=== Task ===
Repeat the entire listing exactly as written.

Chart and figure data:
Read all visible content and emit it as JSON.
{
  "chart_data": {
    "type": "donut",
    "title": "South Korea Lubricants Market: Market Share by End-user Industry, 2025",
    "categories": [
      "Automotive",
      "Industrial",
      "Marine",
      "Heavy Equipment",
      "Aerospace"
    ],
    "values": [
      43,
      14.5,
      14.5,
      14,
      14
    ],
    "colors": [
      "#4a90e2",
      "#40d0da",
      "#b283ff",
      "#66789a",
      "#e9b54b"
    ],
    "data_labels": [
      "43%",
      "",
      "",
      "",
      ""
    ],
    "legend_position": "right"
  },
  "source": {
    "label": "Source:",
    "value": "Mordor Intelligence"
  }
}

=== Finished answer ===
Read all visible content and emit it as JSON.
{
  "chart_data": {
    "type": "donut",
    "title": "South Korea Lubricants Market: Market Share by End-user Industry, 2025",
    "categories": [
      "Automotive",
      "Industrial",
      "Marine",
      "Heavy Equipment",
      "Aerospace"
    ],
    "values": [
      43,
      14.5,
      14.5,
      14,
      14
    ],
    "colors": [
      "#4a90e2",
      "#40d0da",
      "#b283ff",
      "#66789a",
      "#e9b54b"
    ],
    "data_labels": [
      "43%",
      "",
      "",
      "",
      ""
    ],
    "legend_position": "right"
  },
  "source": {
    "label": "Source:",
    "value": "Mordor Intelligence"
  }
}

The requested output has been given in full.